--- Stored data ---

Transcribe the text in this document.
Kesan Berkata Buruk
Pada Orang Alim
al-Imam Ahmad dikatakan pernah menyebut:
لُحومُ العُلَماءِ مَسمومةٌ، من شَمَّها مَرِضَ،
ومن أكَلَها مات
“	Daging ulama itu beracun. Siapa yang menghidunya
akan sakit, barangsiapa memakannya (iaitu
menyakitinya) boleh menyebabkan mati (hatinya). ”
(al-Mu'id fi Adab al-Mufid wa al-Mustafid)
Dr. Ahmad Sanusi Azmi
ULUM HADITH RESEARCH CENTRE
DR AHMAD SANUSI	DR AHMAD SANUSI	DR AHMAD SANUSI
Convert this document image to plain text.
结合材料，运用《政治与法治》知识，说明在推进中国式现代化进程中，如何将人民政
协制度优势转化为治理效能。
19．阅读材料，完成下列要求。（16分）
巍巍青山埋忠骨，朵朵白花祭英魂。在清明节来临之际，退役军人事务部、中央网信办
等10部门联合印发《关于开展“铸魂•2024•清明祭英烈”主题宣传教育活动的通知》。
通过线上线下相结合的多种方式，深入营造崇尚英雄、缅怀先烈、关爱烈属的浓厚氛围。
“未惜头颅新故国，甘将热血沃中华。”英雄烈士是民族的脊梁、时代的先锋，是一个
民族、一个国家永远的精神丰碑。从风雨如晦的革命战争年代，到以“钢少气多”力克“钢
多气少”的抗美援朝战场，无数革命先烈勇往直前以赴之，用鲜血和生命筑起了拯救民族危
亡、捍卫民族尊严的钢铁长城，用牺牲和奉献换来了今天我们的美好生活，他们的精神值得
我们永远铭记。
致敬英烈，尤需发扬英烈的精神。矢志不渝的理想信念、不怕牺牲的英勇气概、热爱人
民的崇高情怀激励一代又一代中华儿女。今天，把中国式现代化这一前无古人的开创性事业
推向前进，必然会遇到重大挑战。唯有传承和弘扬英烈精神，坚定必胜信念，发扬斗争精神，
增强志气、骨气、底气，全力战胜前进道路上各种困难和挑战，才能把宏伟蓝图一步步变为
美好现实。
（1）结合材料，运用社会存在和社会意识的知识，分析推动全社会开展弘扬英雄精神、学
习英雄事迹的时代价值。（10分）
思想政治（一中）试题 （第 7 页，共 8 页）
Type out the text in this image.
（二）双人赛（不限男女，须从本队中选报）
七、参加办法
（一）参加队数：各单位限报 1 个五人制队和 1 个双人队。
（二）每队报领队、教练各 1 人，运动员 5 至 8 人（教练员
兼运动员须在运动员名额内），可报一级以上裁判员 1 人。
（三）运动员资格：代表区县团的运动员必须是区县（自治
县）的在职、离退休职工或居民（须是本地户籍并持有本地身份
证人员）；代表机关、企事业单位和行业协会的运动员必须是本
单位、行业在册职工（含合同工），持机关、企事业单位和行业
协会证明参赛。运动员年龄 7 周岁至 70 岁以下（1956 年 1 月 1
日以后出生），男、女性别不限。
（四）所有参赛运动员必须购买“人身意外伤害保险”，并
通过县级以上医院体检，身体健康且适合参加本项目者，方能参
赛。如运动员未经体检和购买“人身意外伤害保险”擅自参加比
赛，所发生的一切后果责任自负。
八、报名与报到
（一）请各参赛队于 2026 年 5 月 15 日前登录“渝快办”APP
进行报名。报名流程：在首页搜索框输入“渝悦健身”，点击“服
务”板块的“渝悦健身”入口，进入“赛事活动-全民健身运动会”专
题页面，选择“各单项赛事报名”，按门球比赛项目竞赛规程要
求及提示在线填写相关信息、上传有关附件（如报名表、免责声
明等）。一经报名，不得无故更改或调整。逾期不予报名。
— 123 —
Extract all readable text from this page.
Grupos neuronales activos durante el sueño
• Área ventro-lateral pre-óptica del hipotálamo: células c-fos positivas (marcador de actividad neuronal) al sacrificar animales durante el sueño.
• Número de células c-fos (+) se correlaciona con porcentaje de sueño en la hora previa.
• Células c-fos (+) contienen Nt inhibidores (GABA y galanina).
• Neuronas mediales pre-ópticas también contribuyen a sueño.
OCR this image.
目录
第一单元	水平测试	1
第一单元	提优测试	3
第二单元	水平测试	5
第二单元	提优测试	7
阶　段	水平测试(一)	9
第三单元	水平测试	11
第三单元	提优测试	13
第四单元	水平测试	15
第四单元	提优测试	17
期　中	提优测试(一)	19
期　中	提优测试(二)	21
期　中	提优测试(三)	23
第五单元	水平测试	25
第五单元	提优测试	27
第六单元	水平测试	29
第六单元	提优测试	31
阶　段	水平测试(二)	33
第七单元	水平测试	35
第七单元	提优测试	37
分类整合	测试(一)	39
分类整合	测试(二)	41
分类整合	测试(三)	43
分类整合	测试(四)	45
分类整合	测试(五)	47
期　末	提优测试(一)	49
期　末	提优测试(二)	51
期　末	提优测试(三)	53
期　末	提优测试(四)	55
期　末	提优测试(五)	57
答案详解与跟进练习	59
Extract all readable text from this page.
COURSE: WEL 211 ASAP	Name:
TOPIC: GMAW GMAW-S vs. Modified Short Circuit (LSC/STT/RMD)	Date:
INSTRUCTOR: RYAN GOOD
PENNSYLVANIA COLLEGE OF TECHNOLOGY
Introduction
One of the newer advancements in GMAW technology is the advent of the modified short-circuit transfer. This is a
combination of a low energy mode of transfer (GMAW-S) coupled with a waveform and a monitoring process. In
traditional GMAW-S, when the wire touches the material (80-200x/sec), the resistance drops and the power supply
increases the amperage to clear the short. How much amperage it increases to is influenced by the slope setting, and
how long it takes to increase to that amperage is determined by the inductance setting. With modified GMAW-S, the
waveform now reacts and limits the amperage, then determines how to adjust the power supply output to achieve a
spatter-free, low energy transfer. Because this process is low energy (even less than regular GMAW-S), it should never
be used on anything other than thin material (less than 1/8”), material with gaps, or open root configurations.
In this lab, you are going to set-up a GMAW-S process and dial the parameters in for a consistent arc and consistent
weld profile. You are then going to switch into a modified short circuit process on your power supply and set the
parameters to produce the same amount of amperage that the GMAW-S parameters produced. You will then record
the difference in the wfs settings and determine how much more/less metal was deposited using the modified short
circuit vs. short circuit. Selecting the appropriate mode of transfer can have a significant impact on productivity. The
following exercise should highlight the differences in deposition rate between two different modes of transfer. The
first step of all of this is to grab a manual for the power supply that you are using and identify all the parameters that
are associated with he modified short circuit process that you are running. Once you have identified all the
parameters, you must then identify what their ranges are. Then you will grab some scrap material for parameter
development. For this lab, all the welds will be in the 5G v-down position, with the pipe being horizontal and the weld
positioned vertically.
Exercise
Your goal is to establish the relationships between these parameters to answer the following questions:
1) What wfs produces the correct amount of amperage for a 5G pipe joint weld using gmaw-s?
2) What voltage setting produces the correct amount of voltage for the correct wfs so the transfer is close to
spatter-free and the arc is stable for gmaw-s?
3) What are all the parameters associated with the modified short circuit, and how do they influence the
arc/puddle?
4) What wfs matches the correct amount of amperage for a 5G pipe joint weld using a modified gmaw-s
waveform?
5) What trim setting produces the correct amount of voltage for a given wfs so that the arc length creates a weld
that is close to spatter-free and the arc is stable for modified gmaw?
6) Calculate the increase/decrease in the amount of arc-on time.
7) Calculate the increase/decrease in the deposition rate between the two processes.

---

__Problem requirements__
Scan the listing above. Collect all lines with the word "between".

__Solution below__
following exercise should highlight the differences in deposition rate between two different modes of transfer. The
Your goal is to establish the relationships between these parameters to answer the following questions:
7) Calculate the increase/decrease in the deposition rate between the two processes.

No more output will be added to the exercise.